### WRITTEN INSTRUCTION
Print all entries word for word.

### Data extracted from a collection
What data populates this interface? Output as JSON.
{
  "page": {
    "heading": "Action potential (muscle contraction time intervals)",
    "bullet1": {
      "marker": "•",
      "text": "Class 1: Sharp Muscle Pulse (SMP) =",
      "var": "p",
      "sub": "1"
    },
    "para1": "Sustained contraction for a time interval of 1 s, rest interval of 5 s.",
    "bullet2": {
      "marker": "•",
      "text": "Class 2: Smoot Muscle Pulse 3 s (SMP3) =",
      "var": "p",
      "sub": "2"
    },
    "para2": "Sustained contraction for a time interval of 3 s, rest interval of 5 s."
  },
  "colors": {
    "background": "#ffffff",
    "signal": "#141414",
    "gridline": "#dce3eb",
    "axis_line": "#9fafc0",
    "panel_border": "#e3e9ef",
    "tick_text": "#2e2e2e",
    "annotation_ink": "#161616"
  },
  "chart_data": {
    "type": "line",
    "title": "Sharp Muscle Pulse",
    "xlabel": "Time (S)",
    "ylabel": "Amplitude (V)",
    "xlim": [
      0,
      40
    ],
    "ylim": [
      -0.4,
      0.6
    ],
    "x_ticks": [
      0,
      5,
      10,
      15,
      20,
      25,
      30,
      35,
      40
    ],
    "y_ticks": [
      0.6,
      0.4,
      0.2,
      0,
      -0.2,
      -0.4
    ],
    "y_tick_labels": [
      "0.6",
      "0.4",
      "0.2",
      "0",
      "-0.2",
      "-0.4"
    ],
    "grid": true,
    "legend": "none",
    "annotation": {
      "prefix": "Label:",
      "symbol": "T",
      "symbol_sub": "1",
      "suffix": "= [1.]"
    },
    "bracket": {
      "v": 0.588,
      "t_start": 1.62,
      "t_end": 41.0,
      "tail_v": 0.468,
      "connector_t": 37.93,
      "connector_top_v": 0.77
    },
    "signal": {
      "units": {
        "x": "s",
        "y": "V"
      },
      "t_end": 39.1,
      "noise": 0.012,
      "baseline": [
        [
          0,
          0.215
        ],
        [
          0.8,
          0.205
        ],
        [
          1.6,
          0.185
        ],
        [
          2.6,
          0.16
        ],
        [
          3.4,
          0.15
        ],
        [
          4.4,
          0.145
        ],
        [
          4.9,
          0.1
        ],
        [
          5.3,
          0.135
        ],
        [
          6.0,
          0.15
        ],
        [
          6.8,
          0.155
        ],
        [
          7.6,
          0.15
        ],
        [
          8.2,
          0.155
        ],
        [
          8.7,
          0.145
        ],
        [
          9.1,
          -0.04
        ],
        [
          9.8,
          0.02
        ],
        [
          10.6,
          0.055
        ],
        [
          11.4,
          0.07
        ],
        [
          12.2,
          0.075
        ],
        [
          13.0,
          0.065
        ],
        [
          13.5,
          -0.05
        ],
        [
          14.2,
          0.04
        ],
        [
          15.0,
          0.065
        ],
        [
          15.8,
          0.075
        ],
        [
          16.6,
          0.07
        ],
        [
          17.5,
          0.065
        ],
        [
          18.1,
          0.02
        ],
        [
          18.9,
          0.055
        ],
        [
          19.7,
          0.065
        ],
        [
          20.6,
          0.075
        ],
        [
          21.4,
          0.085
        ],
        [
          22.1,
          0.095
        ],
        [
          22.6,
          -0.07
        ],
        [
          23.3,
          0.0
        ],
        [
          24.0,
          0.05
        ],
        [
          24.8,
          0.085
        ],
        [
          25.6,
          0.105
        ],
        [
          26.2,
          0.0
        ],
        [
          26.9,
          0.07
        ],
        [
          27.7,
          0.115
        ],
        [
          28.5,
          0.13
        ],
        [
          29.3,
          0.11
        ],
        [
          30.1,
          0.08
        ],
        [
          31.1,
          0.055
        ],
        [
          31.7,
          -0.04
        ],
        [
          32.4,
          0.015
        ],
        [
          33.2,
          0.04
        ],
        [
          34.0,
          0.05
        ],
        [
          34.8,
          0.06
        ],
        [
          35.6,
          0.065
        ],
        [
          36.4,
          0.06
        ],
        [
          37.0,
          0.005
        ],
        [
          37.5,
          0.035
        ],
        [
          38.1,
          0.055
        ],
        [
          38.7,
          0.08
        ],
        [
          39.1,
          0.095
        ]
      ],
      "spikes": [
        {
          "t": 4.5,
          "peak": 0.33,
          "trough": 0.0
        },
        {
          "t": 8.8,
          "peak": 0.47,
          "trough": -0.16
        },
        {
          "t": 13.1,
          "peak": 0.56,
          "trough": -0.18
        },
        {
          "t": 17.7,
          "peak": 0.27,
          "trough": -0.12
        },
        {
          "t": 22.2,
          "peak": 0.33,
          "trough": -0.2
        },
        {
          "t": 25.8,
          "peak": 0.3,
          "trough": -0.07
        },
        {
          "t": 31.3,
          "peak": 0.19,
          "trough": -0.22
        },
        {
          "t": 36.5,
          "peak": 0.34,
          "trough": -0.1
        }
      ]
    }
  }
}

### FULL RESPONSE
What data populates this interface? Output as JSON.
{
  "page": {
    "heading": "Action potential (muscle contraction time intervals)",
    "bullet1": {
      "marker": "•",
      "text": "Class 1: Sharp Muscle Pulse (SMP) =",
      "var": "p",
      "sub": "1"
    },
    "para1": "Sustained contraction for a time interval of 1 s, rest interval of 5 s.",
    "bullet2": {
      "marker": "•",
      "text": "Class 2: Smoot Muscle Pulse 3 s (SMP3) =",
      "var": "p",
      "sub": "2"
    },
    "para2": "Sustained contraction for a time interval of 3 s, rest interval of 5 s."
  },
  "colors": {
    "background": "#ffffff",
    "signal": "#141414",
    "gridline": "#dce3eb",
    "axis_line": "#9fafc0",
    "panel_border": "#e3e9ef",
    "tick_text": "#2e2e2e",
    "annotation_ink": "#161616"
  },
  "chart_data": {
    "type": "line",
    "title": "Sharp Muscle Pulse",
    "xlabel": "Time (S)",
    "ylabel": "Amplitude (V)",
    "xlim": [
      0,
      40
    ],
    "ylim": [
      -0.4,
      0.6
    ],
    "x_ticks": [
      0,
      5,
      10,
      15,
      20,
      25,
      30,
      35,
      40
    ],
    "y_ticks": [
      0.6,
      0.4,
      0.2,
      0,
      -0.2,
      -0.4
    ],
    "y_tick_labels": [
      "0.6",
      "0.4",
      "0.2",
      "0",
      "-0.2",
      "-0.4"
    ],
    "grid": true,
    "legend": "none",
    "annotation": {
      "prefix": "Label:",
      "symbol": "T",
      "symbol_sub": "1",
      "suffix": "= [1.]"
    },
    "bracket": {
      "v": 0.588,
      "t_start": 1.62,
      "t_end": 41.0,
      "tail_v": 0.468,
      "connector_t": 37.93,
      "connector_top_v": 0.77
    },
    "signal": {
      "units": {
        "x": "s",
        "y": "V"
      },
      "t_end": 39.1,
      "noise": 0.012,
      "baseline": [
        [
          0,
          0.215
        ],
        [
          0.8,
          0.205
        ],
        [
          1.6,
          0.185
        ],
        [
          2.6,
          0.16
        ],
        [
          3.4,
          0.15
        ],
        [
          4.4,
          0.145
        ],
        [
          4.9,
          0.1
        ],
        [
          5.3,
          0.135
        ],
        [
          6.0,
          0.15
        ],
        [
          6.8,
          0.155
        ],
        [
          7.6,
          0.15
        ],
        [
          8.2,
          0.155
        ],
        [
          8.7,
          0.145
        ],
        [
          9.1,
          -0.04
        ],
        [
          9.8,
          0.02
        ],
        [
          10.6,
          0.055
        ],
        [
          11.4,
          0.07
        ],
        [
          12.2,
          0.075
        ],
        [
          13.0,
          0.065
        ],
        [
          13.5,
          -0.05
        ],
        [
          14.2,
          0.04
        ],
        [
          15.0,
          0.065
        ],
        [
          15.8,
          0.075
        ],
        [
          16.6,
          0.07
        ],
        [
          17.5,
          0.065
        ],
        [
          18.1,
          0.02
        ],
        [
          18.9,
          0.055
        ],
        [
          19.7,
          0.065
        ],
        [
          20.6,
          0.075
        ],
        [
          21.4,
          0.085
        ],
        [
          22.1,
          0.095
        ],
        [
          22.6,
          -0.07
        ],
        [
          23.3,
          0.0
        ],
        [
          24.0,
          0.05
        ],
        [
          24.8,
          0.085
        ],
        [
          25.6,
          0.105
        ],
        [
          26.2,
          0.0
        ],
        [
          26.9,
          0.07
        ],
        [
          27.7,
          0.115
        ],
        [
          28.5,
          0.13
        ],
        [
          29.3,
          0.11
        ],
        [
          30.1,
          0.08
        ],
        [
          31.1,
          0.055
        ],
        [
          31.7,
          -0.04
        ],
        [
          32.4,
          0.015
        ],
        [
          33.2,
          0.04
        ],
        [
          34.0,
          0.05
        ],
        [
          34.8,
          0.06
        ],
        [
          35.6,
          0.065
        ],
        [
          36.4,
          0.06
        ],
        [
          37.0,
          0.005
        ],
        [
          37.5,
          0.035
        ],
        [
          38.1,
          0.055
        ],
        [
          38.7,
          0.08
        ],
        [
          39.1,
          0.095
        ]
      ],
      "spikes": [
        {
          "t": 4.5,
          "peak": 0.33,
          "trough": 0.0
        },
        {
          "t": 8.8,
          "peak": 0.47,
          "trough": -0.16
        },
        {
          "t": 13.1,
          "peak": 0.56,
          "trough": -0.18
        },
        {
          "t": 17.7,
          "peak": 0.27,
          "trough": -0.12
        },
        {
          "t": 22.2,
          "peak": 0.33,
          "trough": -0.2
        },
        {
          "t": 25.8,
          "peak": 0.3,
          "trough": -0.07
        },
        {
          "t": 31.3,
          "peak": 0.19,
          "trough": -0.22
        },
        {
          "t": 36.5,
          "peak": 0.34,
          "trough": -0.1
        }
      ]
    }
  }
}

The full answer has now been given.